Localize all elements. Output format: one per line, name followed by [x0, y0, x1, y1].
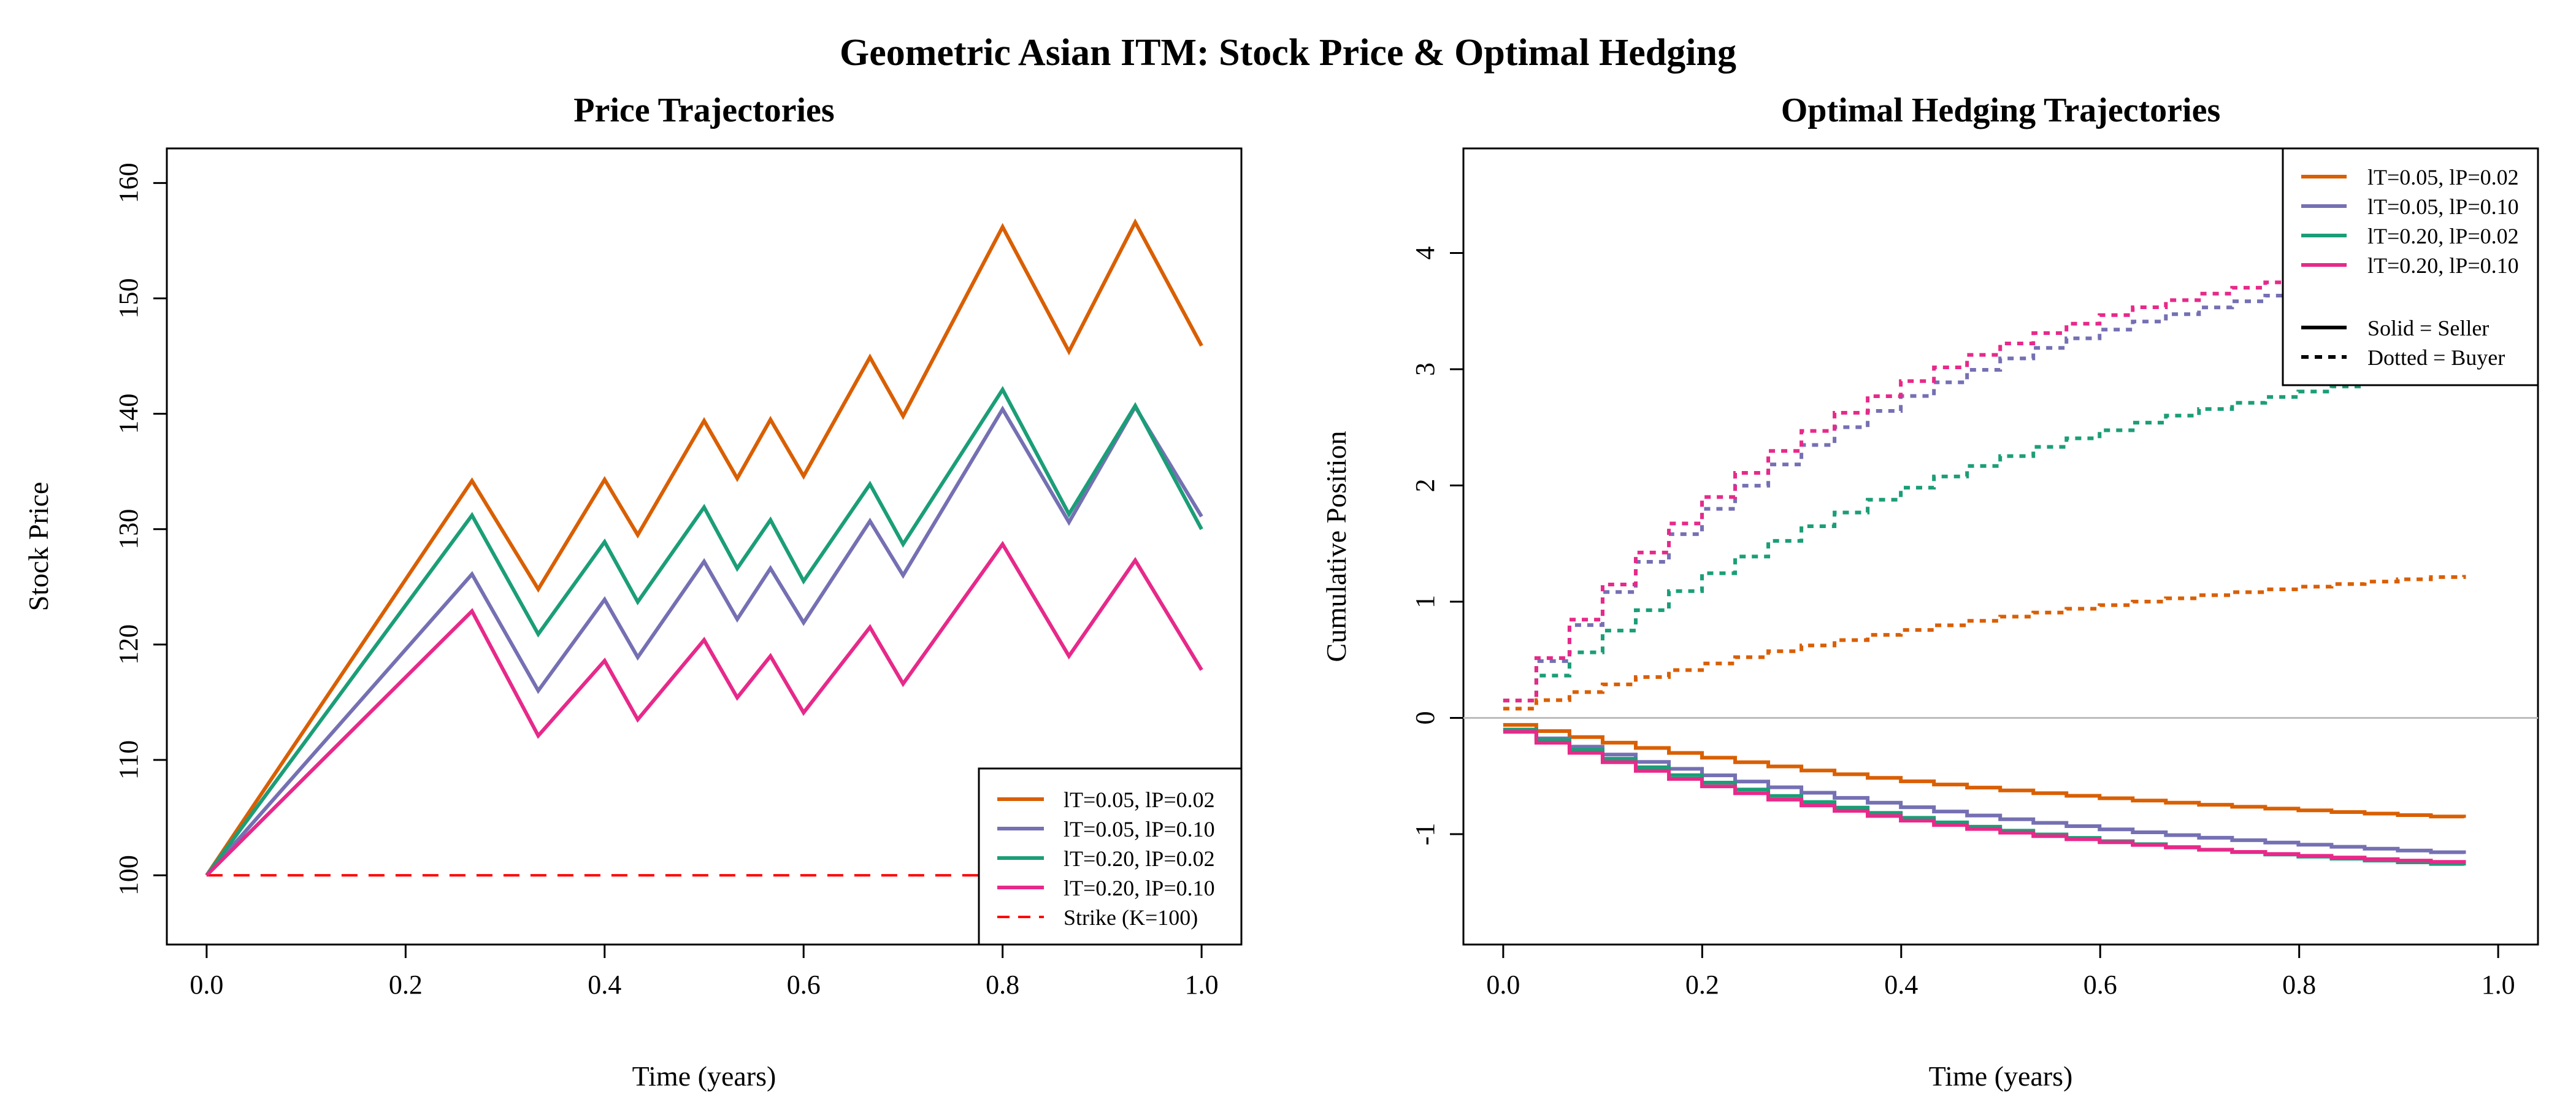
price-xtick-label: 0.0: [190, 970, 223, 1000]
series-lt-0-20-lp-0-02: [205, 386, 1203, 876]
series-lt-0-20-lp-0-10-seller: [1503, 730, 2466, 864]
hedging-xtick-label: 0.0: [1486, 970, 1520, 1000]
hedging-xtick-label: 0.4: [1884, 970, 1918, 1000]
hedging-ytick-label: 2: [1410, 479, 1440, 493]
price-ytick-label: 150: [113, 278, 144, 319]
price-xtick-label: 0.2: [389, 970, 423, 1000]
hedging-ytick-label: -1: [1410, 823, 1440, 846]
price-xtick-label: 0.8: [986, 970, 1019, 1000]
series-lt-0-05-lp-0-10: [205, 403, 1203, 877]
series-lt-0-05-lp-0-02: [205, 218, 1203, 876]
hedging-legend-style-label: Dotted = Buyer: [2367, 345, 2505, 370]
price-legend: lT=0.05, lP=0.02 lT=0.05, lP=0.10 lT=0.20,…: [978, 767, 1243, 946]
price-ylabel: Stock Price: [23, 482, 54, 611]
figure-title: Geometric Asian ITM: Stock Price & Optim…: [840, 32, 1736, 74]
hedging-panel: Optimal Hedging Trajectories 0.0 0.2 0.4 0.…: [1321, 91, 2539, 1092]
price-ytick-label: 140: [113, 394, 144, 434]
price-ytick-label: 120: [113, 624, 144, 665]
series-lt-0-05-lp-0-02-seller: [1503, 723, 2466, 819]
price-ytick-label: 110: [113, 740, 144, 780]
price-xtick-label: 0.6: [787, 970, 821, 1000]
price-legend-label: lT=0.20, lP=0.02: [1064, 846, 1215, 871]
hedging-ytick-label: 3: [1410, 362, 1440, 376]
hedging-legend-label: lT=0.20, lP=0.02: [2367, 224, 2519, 248]
hedging-plot-frame: [1462, 147, 2539, 946]
price-legend-label: Strike (K=100): [1064, 905, 1198, 930]
price-legend-label: lT=0.05, lP=0.10: [1064, 817, 1215, 841]
series-lt-0-20-lp-0-02-buyer: [1503, 369, 2466, 703]
hedging-xtick-label: 0.8: [2282, 970, 2316, 1000]
hedging-legend-label: lT=0.05, lP=0.02: [2367, 165, 2519, 190]
hedging-xtick-label: 0.6: [2083, 970, 2117, 1000]
price-legend-label: lT=0.05, lP=0.02: [1064, 788, 1215, 812]
price-panel-title: Price Trajectories: [573, 91, 834, 129]
hedging-xtick-label: 1.0: [2482, 970, 2515, 1000]
hedging-panel-title: Optimal Hedging Trajectories: [1781, 91, 2221, 129]
hedging-legend-label: lT=0.20, lP=0.10: [2367, 253, 2519, 278]
hedging-legend-style-label: Solid = Seller: [2367, 316, 2489, 340]
price-xtick-label: 0.4: [588, 970, 621, 1000]
hedging-legend: lT=0.05, lP=0.02 lT=0.05, lP=0.10 lT=0.20,…: [2282, 147, 2539, 386]
price-xtick-label: 1.0: [1185, 970, 1219, 1000]
price-legend-label: lT=0.20, lP=0.10: [1064, 876, 1215, 900]
price-ytick-label: 130: [113, 509, 144, 550]
hedging-ytick-label: 4: [1410, 247, 1440, 260]
series-lt-0-05-lp-0-02-buyer: [1503, 575, 2466, 711]
hedging-ytick-label: 1: [1410, 595, 1440, 608]
hedging-ytick-label: 0: [1410, 711, 1440, 724]
hedging-xtick-label: 0.2: [1685, 970, 1719, 1000]
price-ytick-label: 100: [113, 855, 144, 895]
price-plot-frame: [166, 147, 1243, 946]
hedging-xlabel: Time (years): [1929, 1060, 2073, 1092]
hedging-ylabel: Cumulative Position: [1321, 431, 1352, 662]
series-lt-0-20-lp-0-10: [205, 540, 1203, 877]
price-panel: Price Trajectories 0.0 0.2 0.4 0.6 0.8 1.0 10…: [23, 91, 1243, 1092]
price-ytick-label: 160: [113, 163, 144, 203]
hedging-legend-label: lT=0.05, lP=0.10: [2367, 194, 2519, 219]
price-xlabel: Time (years): [632, 1060, 776, 1092]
*-*-*
* Set problem: Recast the lines of the data above as a JSON list of strings, one string per line and blank lines omitted, covering only the lines between the one holding "price-xtick-label: 0.0: [190, 970, 223, 1000]" and the one holding "hedging-ytick-label: 3: [1410, 362, 1440, 376]", inclusive.

* Reply:
[
  "price-xtick-label: 0.0: [190, 970, 223, 1000]",
  "series-lt-0-20-lp-0-02: [205, 386, 1203, 876]",
  "series-lt-0-20-lp-0-10-seller: [1503, 730, 2466, 864]",
  "hedging-xtick-label: 0.0: [1486, 970, 1520, 1000]",
  "hedging-xtick-label: 0.4: [1884, 970, 1918, 1000]",
  "hedging-ytick-label: 2: [1410, 479, 1440, 493]",
  "price-ytick-label: 150: [113, 278, 144, 319]",
  "price-xtick-label: 0.2: [389, 970, 423, 1000]",
  "hedging-ytick-label: -1: [1410, 823, 1440, 846]",
  "price-xtick-label: 0.8: [986, 970, 1019, 1000]",
  "series-lt-0-05-lp-0-10: [205, 403, 1203, 877]",
  "series-lt-0-05-lp-0-02: [205, 218, 1203, 876]",
  "hedging-legend-style-label: Dotted = Buyer: [2367, 345, 2505, 370]",
  "price-legend: lT=0.05, lP=0.02 lT=0.05, lP=0.10 lT=0.20,…: [978, 767, 1243, 946]",
  "price-ylabel: Stock Price: [23, 482, 54, 611]",
  "figure-title: Geometric Asian ITM: Stock Price & Optim…: [840, 32, 1736, 74]",
  "hedging-panel: Optimal Hedging Trajectories 0.0 0.2 0.4 0.…: [1321, 91, 2539, 1092]",
  "price-ytick-label: 140: [113, 394, 144, 434]",
  "price-ytick-label: 120: [113, 624, 144, 665]",
  "series-lt-0-05-lp-0-02-seller: [1503, 723, 2466, 819]",
  "price-ytick-label: 110: [113, 740, 144, 780]",
  "price-xtick-label: 0.6: [787, 970, 821, 1000]",
  "price-legend-label: lT=0.20, lP=0.02: [1064, 846, 1215, 871]",
  "hedging-ytick-label: 3: [1410, 362, 1440, 376]"
]